■ EXCERPT PROVIDED
#####

If you want a smaller breed, look at the Kinders, which are a Pygmy/Nubian cross. They can have up to 7.5 or 8% butterfat, and the milk is so rich that the cream will actually rise. If you want to make butter, you'll have to let the cream rise for several days in order to get enough, but it will rise! Alternatively, a mini-Nubian would be good -- that would be a cross between Nigerian Dwarf and Nubian. (Pygmies are a little meat breed; Nigerians are a little dairy breed.) And if you want to go really short and don't mind milking into a pie plate, you could get a Nigerian Dwarf. However, they still seem to be pretty expensive, and they really are pretty small for comfortable milking. I saw some nice ones at the fair a few weeks ago -- and nice as they were, I still wouldn't want one. There's such a thing as TOO small, in my opinion. 

I favor the Kinders, even though I'm selling all of mine (I need bigger goats for packing). They have the best milk I've ever tasted; make good small meat animals (and you will have extras to go in the freezer because they are also prolific!); and have nice personallities.

#####

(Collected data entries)
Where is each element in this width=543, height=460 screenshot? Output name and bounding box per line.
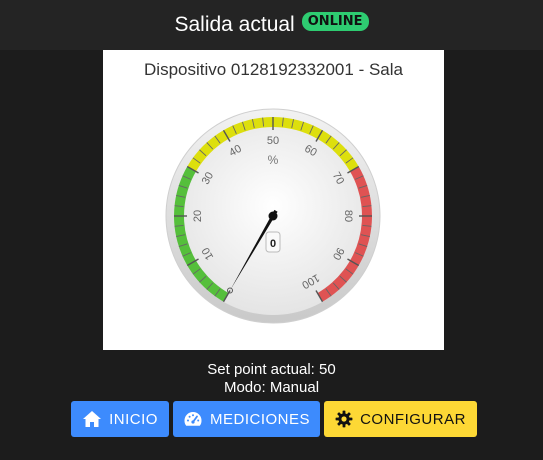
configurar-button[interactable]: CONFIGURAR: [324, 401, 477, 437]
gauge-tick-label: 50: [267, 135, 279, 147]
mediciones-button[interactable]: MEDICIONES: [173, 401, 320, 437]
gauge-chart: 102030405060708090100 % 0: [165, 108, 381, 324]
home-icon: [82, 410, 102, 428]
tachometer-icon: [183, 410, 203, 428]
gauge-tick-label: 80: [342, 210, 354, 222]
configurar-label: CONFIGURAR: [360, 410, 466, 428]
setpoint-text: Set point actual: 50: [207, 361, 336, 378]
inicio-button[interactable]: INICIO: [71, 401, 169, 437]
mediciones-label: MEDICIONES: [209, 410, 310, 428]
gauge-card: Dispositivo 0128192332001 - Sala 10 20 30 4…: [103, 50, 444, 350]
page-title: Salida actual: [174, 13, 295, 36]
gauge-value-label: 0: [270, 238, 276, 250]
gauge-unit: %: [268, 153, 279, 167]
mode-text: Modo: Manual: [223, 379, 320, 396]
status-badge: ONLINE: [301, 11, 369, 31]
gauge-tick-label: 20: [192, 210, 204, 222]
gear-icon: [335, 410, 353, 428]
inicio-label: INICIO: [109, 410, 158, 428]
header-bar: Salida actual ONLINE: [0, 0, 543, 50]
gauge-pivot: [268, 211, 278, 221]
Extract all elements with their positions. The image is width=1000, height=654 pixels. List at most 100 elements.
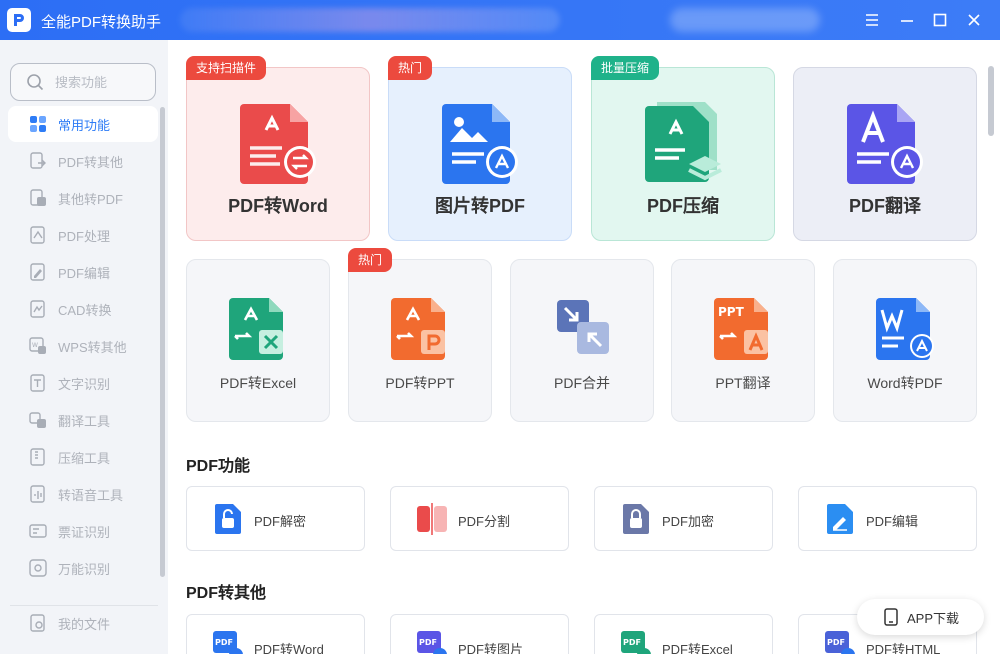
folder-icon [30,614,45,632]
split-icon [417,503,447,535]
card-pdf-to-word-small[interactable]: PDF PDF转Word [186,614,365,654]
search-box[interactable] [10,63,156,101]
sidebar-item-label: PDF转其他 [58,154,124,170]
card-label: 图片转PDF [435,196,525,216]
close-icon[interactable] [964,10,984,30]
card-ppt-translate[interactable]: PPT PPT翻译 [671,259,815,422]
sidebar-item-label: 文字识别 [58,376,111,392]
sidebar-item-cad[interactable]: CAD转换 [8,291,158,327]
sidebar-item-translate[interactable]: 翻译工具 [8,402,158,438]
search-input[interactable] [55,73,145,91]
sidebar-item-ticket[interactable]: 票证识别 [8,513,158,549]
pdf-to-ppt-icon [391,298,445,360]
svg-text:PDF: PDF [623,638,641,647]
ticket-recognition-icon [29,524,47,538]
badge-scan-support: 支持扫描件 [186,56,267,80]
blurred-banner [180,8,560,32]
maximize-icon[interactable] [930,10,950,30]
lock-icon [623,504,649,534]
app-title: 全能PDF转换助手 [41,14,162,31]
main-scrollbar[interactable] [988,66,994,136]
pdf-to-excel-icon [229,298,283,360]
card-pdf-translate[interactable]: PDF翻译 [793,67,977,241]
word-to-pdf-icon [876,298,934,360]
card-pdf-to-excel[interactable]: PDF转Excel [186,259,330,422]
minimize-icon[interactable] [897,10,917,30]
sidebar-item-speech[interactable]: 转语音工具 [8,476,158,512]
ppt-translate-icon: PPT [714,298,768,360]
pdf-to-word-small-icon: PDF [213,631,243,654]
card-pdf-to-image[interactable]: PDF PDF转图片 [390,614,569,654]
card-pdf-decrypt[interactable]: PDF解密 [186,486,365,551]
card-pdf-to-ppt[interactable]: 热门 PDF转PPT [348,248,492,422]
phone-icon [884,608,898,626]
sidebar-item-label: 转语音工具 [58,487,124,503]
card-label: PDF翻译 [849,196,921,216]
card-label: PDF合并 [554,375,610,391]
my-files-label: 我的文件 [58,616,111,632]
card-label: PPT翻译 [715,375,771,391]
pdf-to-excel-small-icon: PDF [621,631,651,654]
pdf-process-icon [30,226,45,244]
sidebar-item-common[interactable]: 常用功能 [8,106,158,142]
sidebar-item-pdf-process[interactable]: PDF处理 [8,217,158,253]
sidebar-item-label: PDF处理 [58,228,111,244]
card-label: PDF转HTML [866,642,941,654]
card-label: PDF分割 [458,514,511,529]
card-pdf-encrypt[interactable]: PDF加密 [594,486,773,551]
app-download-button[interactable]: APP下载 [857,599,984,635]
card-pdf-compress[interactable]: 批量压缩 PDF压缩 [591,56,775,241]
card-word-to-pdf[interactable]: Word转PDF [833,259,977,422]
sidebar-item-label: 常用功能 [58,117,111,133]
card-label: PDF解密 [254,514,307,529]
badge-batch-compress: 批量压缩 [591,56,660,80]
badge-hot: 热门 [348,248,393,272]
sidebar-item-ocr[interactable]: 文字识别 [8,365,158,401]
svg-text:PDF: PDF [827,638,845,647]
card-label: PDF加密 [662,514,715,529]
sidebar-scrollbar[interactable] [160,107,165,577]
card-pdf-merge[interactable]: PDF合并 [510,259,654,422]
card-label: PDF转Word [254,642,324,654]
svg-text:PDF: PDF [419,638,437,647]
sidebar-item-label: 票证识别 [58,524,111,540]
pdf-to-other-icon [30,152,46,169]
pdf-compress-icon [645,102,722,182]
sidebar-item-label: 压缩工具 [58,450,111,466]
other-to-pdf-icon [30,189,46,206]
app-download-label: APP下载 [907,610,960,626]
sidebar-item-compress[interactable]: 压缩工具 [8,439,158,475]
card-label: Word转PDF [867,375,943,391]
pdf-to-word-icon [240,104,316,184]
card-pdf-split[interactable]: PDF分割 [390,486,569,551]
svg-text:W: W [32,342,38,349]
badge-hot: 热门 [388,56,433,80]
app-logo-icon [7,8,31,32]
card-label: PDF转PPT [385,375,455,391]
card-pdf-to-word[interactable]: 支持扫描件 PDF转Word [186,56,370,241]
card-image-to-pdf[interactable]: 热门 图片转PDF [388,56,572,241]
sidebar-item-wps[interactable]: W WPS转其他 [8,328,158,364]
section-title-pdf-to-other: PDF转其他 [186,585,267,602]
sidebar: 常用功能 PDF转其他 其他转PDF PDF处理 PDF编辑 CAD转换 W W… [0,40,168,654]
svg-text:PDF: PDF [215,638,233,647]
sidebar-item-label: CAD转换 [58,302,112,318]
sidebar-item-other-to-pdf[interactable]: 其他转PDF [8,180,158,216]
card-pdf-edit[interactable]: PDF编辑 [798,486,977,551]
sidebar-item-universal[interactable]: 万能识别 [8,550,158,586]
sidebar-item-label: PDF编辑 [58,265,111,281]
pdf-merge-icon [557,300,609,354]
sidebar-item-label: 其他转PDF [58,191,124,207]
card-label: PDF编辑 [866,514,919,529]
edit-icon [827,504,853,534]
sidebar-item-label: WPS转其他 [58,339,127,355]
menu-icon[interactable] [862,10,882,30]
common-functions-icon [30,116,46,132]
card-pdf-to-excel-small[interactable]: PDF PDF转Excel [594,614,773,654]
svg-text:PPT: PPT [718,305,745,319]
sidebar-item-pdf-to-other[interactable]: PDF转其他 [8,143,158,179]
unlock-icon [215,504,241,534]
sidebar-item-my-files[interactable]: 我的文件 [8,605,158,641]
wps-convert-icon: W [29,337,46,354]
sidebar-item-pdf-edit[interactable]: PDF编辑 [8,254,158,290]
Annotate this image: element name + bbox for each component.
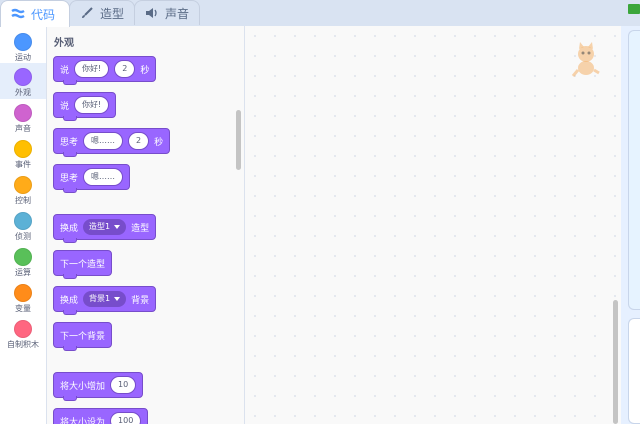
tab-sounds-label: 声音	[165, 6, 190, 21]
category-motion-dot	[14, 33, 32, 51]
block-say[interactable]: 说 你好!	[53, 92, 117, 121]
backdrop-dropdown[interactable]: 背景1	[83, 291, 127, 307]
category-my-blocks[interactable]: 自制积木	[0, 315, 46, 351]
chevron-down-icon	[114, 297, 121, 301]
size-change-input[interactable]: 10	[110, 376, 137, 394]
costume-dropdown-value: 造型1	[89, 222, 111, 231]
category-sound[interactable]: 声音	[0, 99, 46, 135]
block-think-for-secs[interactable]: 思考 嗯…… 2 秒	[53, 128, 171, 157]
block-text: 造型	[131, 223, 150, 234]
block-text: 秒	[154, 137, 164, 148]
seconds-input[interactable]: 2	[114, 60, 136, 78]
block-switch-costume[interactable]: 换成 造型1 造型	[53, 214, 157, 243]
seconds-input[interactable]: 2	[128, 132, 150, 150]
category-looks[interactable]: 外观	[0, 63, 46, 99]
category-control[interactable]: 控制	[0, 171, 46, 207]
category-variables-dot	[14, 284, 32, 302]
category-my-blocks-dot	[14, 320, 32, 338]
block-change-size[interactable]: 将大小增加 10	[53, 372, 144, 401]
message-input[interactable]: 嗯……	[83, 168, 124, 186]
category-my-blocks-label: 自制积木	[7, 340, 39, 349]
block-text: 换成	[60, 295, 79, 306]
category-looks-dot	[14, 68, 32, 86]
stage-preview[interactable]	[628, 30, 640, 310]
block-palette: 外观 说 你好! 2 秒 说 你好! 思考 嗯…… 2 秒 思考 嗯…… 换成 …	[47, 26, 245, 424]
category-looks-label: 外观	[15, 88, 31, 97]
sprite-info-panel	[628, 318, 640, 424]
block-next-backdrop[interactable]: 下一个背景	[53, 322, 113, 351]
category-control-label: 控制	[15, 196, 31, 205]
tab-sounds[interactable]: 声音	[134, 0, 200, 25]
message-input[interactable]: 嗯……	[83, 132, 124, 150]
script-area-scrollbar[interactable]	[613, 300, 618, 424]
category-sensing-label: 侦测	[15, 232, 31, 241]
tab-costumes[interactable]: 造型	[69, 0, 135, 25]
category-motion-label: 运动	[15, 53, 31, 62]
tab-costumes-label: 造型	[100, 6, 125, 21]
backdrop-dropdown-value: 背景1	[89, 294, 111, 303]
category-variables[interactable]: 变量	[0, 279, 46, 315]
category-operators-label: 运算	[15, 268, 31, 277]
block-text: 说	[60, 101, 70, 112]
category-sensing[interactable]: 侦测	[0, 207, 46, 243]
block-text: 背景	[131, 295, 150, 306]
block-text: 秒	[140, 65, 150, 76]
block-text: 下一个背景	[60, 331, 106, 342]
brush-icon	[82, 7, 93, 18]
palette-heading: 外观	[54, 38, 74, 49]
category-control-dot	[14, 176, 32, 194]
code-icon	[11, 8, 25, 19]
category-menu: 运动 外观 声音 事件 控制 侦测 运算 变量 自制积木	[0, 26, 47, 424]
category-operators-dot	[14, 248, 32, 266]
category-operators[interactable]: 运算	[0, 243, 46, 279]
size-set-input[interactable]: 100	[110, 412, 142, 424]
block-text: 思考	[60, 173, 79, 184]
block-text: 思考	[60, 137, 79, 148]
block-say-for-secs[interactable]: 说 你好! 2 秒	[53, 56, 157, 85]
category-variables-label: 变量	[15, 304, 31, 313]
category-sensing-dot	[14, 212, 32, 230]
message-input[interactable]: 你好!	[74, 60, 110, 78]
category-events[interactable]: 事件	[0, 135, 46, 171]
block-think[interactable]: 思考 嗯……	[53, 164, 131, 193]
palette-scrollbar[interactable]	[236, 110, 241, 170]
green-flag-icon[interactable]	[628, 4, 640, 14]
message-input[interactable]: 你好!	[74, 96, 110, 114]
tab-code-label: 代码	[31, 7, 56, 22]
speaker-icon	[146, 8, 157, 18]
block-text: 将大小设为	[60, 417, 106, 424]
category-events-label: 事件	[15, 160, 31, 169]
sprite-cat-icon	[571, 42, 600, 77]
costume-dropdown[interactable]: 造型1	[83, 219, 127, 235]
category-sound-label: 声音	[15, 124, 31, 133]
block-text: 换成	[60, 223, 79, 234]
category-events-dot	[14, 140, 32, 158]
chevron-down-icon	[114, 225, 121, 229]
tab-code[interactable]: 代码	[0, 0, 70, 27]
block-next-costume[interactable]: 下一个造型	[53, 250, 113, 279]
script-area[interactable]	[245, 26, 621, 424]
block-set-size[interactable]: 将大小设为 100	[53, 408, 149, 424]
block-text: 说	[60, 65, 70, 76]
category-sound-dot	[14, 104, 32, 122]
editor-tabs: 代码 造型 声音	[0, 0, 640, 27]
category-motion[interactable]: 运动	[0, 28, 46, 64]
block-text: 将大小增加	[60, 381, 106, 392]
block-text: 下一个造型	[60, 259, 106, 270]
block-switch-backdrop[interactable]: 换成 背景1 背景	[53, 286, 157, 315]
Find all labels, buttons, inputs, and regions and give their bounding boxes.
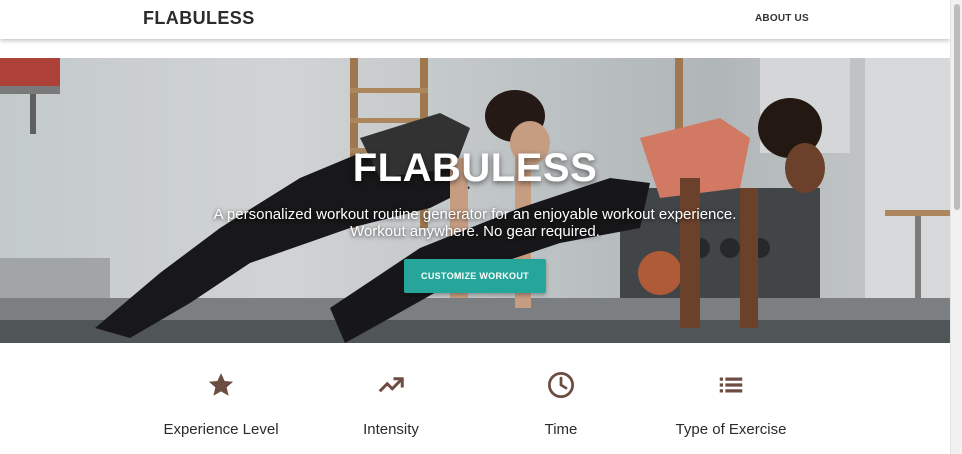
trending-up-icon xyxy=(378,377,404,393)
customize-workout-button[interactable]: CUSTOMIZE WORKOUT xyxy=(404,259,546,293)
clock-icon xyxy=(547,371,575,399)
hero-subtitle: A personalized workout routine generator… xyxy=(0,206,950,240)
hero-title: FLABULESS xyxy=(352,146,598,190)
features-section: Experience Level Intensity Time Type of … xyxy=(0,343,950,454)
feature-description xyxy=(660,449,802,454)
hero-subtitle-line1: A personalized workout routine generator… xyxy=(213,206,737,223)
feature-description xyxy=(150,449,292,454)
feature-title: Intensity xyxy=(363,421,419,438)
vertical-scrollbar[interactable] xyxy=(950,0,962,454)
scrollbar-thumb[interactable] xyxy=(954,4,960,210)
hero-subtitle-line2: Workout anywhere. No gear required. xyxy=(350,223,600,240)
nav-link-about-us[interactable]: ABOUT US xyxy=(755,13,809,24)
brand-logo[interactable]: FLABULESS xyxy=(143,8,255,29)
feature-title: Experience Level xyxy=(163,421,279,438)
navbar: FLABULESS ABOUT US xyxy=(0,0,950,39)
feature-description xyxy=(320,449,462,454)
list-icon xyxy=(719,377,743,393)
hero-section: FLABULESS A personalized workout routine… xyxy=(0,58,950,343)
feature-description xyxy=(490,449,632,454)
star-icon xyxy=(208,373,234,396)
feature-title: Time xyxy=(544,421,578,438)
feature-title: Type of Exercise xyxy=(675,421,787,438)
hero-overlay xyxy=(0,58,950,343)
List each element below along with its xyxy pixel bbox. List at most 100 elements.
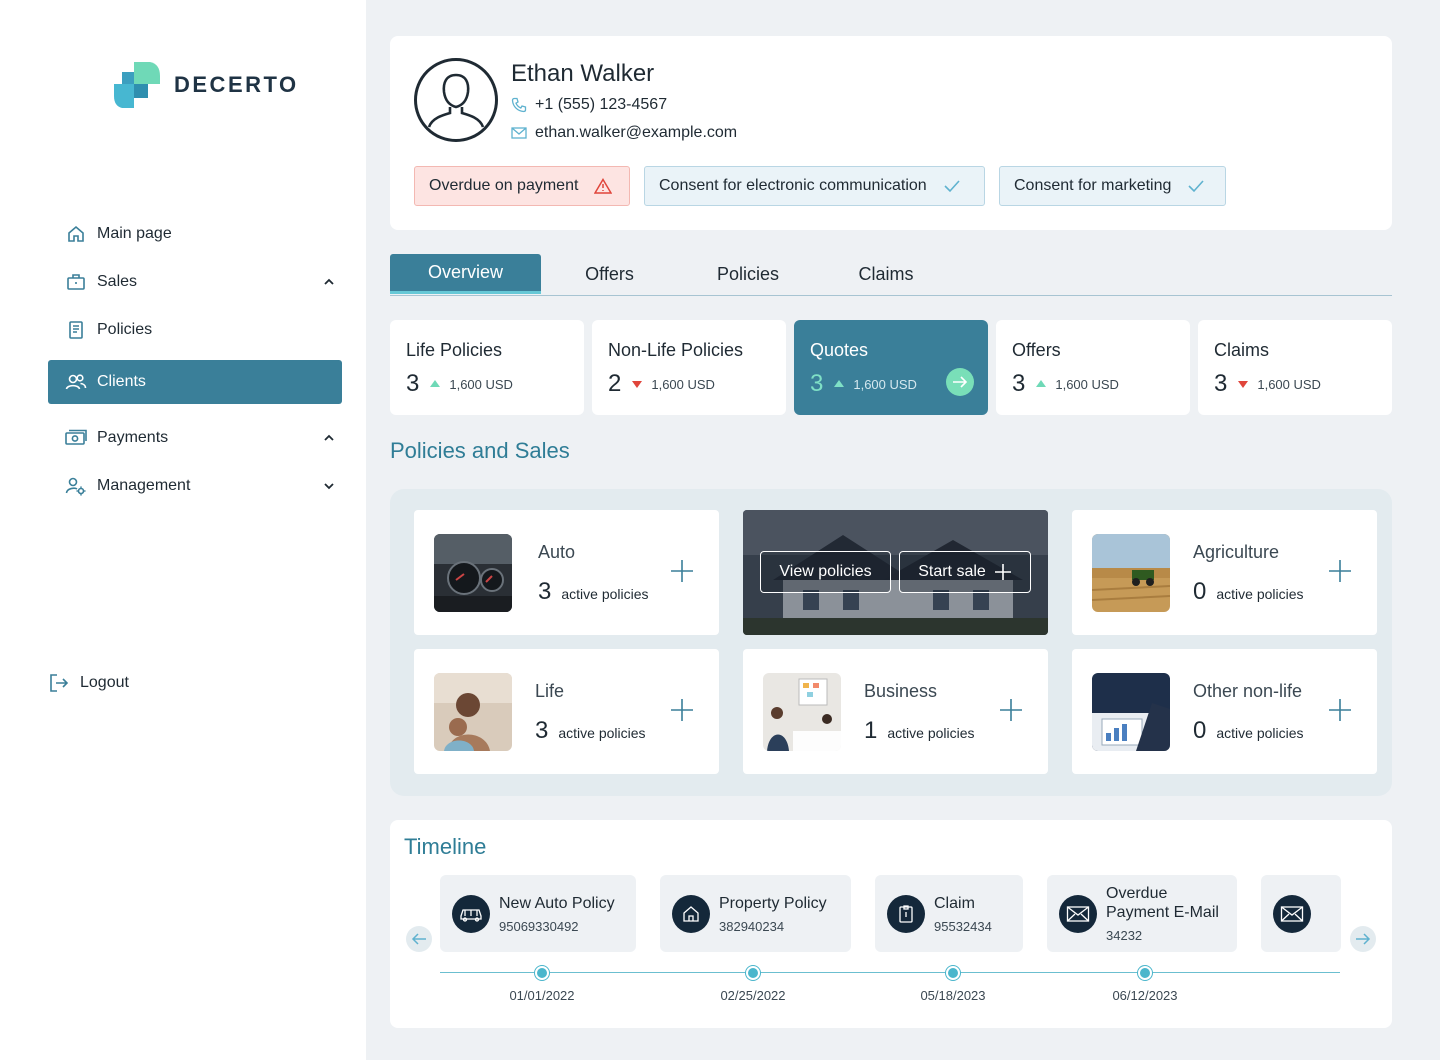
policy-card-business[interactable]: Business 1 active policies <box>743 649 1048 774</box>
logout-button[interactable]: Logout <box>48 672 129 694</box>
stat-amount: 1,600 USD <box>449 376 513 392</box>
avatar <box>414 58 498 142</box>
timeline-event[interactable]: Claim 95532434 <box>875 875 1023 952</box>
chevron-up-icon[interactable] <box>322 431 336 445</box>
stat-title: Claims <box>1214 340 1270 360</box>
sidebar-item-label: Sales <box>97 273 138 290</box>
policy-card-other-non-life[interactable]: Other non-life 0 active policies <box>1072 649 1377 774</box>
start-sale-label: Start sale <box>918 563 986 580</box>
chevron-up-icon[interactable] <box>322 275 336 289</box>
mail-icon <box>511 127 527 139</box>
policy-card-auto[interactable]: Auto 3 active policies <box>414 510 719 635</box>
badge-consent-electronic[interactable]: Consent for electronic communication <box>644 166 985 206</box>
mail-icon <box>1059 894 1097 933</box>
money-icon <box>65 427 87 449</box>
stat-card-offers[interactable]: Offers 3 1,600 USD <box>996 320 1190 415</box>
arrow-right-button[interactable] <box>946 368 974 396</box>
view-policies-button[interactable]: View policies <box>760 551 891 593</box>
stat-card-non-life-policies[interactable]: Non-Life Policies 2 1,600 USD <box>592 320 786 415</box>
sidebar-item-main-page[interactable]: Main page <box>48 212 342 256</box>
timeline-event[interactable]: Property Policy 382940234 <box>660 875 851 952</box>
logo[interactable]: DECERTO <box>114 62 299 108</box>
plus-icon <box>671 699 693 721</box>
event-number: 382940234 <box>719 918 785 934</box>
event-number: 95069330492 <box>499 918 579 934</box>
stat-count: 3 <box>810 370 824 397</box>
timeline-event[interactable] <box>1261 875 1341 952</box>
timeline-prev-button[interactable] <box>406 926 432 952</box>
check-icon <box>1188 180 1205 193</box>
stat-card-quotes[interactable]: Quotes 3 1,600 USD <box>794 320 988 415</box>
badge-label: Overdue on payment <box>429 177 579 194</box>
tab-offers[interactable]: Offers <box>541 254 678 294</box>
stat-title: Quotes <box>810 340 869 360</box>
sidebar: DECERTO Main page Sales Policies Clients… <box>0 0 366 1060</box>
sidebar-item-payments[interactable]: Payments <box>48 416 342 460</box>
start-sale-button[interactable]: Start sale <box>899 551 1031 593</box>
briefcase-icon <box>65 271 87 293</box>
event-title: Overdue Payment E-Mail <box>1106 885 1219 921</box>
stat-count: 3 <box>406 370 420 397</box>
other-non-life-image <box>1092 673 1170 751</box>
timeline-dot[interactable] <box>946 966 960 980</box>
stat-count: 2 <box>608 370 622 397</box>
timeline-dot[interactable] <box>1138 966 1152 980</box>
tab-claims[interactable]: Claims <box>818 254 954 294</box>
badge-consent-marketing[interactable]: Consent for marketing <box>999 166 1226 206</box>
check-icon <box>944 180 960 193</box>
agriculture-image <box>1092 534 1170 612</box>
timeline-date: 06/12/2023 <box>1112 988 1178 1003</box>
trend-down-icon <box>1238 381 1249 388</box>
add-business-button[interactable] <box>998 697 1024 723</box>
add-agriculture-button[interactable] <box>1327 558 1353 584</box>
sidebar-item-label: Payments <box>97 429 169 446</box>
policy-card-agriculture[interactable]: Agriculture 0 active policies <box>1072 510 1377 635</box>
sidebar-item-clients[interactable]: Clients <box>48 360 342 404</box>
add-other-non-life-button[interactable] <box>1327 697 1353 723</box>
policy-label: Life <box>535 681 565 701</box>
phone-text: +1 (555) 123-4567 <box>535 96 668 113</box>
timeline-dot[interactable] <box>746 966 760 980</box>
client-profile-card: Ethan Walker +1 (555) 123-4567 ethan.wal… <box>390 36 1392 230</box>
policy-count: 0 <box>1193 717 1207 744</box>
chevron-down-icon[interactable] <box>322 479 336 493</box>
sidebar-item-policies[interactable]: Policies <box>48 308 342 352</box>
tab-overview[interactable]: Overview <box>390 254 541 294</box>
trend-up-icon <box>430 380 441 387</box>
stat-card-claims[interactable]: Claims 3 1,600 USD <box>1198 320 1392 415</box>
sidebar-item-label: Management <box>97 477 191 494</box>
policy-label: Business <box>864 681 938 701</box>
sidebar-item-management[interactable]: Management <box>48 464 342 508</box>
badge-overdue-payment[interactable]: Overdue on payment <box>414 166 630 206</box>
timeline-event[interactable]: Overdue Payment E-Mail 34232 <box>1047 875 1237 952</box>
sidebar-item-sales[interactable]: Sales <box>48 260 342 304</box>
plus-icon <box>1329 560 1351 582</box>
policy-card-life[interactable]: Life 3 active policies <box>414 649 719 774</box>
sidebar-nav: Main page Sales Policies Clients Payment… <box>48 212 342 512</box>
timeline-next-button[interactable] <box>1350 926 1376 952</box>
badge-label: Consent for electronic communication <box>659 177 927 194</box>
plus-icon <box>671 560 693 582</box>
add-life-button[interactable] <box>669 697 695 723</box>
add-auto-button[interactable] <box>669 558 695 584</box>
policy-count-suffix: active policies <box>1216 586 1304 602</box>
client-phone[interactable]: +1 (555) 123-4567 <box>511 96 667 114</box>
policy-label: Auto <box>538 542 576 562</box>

#####

■ PROBLEMS TO SOLVE
[a] Reproduce the passage of the goat breed post that begins with the words containing "I favor the" and ends with "have nice personallities.".
[b] Write the next part of the goat breed post, picking up after its final sentence.

■ ANSWERS FOR THIS EXERCISE
[a]
I favor the Kinders, even though I'm selling all of mine (I need bigger goats for packing). They have the best milk I've ever tasted; make good small meat animals (and you will have extras to go in the freezer because they are also prolific!); and have nice personallities.

[b]
Kathleen


----------



## goatkid (Nov 20, 2005)

I think milk from Nubians, Saanens, Alpines and La Manchas is the best. The milk from Toggenbergs can be stronger and some dairies don't milk Toggs for that reason. I never liked to drink milk as a kid. When I got older, I bought a bottle of goat milk from a health food store, thinking I might like it. Yuck! It was nasty. The milk from my goats is 100% better than that first goat milk I drank. I still am not a milk drinker, but enjoy goat milk on my cereal and I cook with it. I also like goat yogurt and cheese. DH is the milk drinker in the family and would drink a gallon a day if he weren't watching his fat and cholesterol.


----------



## Jillis (Sep 11, 2005)

I had to trick my dd into drinking fresh goat's milk because she had tried the store bought and it was gross. The fresh is sweet and delicious...we had Nigerian Dwarf milk. It tasted similar to and better than store bought cow's milk--- a little sweeter and creamier. No "tang" at all.


----------



## pookshollow (Aug 22, 2005)

> if it is her first freshen, she might need abit of time to mellow her flavor a bit.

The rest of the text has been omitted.